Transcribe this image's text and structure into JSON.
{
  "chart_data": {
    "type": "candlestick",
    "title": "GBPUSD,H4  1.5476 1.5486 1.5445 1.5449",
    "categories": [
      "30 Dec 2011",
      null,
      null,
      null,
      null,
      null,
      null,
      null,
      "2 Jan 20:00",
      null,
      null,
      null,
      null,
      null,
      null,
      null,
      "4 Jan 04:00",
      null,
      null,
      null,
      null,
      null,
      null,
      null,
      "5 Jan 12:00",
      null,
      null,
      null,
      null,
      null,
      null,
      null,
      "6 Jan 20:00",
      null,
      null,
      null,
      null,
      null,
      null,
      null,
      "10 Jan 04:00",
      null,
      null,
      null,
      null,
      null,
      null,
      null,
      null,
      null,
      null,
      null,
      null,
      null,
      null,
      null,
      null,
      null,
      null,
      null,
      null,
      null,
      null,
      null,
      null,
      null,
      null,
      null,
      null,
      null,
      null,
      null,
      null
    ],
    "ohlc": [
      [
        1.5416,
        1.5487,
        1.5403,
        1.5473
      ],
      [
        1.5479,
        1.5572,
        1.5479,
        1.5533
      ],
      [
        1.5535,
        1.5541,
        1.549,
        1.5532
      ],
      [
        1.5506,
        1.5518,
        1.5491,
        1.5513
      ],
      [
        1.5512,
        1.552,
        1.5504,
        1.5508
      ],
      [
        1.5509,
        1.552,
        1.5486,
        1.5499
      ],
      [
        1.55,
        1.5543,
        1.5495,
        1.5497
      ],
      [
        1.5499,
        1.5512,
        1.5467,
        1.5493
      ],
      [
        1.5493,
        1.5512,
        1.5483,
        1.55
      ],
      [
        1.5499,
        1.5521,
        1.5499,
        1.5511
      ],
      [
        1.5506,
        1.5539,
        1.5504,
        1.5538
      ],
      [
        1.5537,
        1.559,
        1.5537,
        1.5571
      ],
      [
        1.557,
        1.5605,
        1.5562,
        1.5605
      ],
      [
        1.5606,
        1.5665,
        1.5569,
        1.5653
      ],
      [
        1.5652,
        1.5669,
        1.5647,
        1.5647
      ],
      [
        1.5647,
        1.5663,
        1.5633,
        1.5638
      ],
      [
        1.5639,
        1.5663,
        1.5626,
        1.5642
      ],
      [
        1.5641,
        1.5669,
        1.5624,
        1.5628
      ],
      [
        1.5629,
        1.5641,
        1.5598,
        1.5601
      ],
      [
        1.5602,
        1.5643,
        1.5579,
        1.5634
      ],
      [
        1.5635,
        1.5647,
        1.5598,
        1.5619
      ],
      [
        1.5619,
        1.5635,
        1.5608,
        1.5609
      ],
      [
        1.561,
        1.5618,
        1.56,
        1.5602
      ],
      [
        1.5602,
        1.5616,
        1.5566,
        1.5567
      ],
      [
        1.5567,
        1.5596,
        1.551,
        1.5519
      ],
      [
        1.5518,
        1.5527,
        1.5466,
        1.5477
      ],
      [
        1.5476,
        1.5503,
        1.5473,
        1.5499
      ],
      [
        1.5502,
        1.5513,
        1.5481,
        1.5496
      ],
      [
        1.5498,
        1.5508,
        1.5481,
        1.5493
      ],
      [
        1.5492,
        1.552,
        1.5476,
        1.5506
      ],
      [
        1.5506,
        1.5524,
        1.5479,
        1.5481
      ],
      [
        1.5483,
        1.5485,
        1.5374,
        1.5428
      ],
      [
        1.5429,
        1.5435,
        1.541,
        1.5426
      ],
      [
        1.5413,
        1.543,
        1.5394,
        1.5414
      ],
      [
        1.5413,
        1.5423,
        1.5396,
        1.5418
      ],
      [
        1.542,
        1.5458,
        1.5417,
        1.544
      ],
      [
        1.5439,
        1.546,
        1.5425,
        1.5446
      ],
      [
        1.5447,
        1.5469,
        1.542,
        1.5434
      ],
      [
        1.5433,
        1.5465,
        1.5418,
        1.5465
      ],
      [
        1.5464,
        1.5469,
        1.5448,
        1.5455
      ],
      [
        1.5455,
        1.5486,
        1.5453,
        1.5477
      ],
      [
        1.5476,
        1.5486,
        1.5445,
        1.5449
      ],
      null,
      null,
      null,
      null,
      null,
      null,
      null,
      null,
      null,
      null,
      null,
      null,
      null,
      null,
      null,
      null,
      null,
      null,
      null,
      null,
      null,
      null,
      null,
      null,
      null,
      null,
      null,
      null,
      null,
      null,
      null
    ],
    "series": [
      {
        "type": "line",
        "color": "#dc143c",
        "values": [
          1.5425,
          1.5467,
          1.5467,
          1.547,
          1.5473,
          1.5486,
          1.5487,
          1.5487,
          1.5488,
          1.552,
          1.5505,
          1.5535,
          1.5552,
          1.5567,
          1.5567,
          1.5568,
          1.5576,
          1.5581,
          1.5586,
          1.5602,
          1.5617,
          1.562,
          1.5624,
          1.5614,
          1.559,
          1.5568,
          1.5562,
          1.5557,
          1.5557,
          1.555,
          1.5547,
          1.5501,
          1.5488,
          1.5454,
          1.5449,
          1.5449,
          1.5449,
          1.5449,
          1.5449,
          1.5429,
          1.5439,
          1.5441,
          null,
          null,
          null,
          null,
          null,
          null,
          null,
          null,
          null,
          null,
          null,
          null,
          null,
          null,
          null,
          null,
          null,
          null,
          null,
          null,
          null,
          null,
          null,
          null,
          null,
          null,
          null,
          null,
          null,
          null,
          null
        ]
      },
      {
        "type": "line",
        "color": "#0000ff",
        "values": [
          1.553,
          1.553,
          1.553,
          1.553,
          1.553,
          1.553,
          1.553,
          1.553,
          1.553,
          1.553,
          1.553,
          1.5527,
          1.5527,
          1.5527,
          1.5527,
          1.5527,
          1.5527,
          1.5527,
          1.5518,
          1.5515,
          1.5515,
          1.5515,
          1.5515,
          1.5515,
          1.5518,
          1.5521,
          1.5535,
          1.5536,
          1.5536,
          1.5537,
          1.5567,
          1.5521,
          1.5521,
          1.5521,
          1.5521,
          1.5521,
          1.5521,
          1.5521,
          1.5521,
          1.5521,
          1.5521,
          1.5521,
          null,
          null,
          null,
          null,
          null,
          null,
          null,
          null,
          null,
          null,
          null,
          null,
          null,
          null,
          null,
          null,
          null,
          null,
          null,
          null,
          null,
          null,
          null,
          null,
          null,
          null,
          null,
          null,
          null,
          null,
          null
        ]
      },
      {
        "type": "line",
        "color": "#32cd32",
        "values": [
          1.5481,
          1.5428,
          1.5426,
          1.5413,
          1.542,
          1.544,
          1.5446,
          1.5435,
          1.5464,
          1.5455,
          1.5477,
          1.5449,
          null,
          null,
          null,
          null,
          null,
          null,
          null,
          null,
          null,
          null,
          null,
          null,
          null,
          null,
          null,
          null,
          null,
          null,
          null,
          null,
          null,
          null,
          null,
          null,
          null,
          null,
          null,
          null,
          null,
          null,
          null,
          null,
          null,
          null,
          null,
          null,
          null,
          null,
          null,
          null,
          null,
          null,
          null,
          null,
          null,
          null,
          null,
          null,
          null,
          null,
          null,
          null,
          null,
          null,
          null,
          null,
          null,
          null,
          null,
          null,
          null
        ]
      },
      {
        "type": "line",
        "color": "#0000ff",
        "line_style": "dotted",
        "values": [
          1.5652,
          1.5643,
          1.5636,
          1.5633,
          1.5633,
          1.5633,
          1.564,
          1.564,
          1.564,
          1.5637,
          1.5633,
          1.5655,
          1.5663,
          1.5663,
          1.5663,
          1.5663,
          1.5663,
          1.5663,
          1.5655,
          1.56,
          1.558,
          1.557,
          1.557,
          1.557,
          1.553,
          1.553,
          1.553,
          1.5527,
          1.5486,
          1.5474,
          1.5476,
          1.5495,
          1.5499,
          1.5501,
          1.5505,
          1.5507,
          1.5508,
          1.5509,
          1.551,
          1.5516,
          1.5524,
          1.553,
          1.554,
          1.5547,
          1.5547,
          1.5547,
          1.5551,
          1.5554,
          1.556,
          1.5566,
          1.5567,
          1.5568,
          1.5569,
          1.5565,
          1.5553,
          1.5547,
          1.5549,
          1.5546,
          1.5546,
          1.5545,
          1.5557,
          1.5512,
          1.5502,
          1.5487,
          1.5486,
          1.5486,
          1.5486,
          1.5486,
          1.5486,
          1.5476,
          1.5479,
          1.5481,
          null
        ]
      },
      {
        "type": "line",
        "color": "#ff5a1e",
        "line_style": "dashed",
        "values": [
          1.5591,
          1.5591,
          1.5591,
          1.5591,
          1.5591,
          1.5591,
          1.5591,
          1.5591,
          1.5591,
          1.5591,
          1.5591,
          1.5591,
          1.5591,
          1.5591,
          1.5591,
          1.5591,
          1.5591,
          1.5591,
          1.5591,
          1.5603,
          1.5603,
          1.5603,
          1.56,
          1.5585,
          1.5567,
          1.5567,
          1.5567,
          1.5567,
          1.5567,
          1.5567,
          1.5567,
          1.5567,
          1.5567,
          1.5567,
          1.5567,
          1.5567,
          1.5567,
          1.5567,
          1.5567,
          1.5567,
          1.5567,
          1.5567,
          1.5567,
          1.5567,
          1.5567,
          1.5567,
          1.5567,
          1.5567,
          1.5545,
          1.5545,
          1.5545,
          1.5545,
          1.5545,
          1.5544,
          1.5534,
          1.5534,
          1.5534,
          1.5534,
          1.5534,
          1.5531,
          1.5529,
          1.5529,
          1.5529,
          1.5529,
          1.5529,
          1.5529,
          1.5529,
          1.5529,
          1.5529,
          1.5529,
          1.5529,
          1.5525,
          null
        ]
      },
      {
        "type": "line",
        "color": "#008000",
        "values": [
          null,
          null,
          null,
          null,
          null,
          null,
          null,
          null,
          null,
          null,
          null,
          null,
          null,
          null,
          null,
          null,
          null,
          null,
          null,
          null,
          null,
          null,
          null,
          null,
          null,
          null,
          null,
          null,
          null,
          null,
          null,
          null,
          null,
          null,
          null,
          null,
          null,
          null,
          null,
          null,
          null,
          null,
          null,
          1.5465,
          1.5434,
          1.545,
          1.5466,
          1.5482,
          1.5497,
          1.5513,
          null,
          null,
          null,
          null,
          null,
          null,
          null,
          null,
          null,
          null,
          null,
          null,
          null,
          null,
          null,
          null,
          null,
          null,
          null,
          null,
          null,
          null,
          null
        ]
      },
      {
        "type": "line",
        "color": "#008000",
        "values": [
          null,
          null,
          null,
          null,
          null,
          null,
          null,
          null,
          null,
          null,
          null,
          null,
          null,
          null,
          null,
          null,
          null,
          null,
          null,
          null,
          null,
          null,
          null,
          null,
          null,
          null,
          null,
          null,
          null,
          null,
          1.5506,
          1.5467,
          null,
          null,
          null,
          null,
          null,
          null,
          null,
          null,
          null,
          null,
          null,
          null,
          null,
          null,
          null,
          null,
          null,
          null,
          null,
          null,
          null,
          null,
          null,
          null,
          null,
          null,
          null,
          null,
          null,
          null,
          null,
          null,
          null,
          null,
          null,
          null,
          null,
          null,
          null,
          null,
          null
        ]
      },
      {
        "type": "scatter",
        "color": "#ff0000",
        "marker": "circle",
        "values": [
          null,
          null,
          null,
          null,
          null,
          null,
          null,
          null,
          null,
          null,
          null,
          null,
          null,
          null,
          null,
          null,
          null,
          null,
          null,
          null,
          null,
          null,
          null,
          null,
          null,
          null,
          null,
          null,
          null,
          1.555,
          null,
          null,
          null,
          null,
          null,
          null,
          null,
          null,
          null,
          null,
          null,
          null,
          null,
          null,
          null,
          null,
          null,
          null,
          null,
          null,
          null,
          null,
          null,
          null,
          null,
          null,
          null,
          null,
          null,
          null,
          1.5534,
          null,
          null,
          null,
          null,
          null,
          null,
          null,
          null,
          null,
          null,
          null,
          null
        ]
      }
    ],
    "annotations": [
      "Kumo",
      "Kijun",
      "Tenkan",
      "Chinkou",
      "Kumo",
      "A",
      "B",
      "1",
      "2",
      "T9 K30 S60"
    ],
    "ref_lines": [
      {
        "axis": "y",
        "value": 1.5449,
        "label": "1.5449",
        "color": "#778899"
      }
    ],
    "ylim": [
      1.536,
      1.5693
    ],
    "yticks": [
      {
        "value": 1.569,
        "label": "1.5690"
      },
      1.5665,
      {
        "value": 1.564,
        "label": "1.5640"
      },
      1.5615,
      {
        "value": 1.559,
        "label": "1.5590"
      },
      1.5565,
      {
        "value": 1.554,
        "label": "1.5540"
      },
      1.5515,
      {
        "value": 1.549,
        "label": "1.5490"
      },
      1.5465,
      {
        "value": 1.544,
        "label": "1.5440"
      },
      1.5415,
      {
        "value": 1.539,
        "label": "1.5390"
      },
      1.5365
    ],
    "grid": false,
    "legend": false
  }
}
◆ ◆ ◆
◆ TASK INSTRUCTIONS ◆
Report every line in the data above in which the word "color" appears.

◆ TASK RESULT ◆
        "color": "#dc143c",
        "color": "#0000ff",
        "color": "#32cd32",
        "color": "#0000ff",
        "color": "#ff5a1e",
        "color": "#008000",
        "color": "#008000",
        "color": "#ff0000",
        "color": "#778899"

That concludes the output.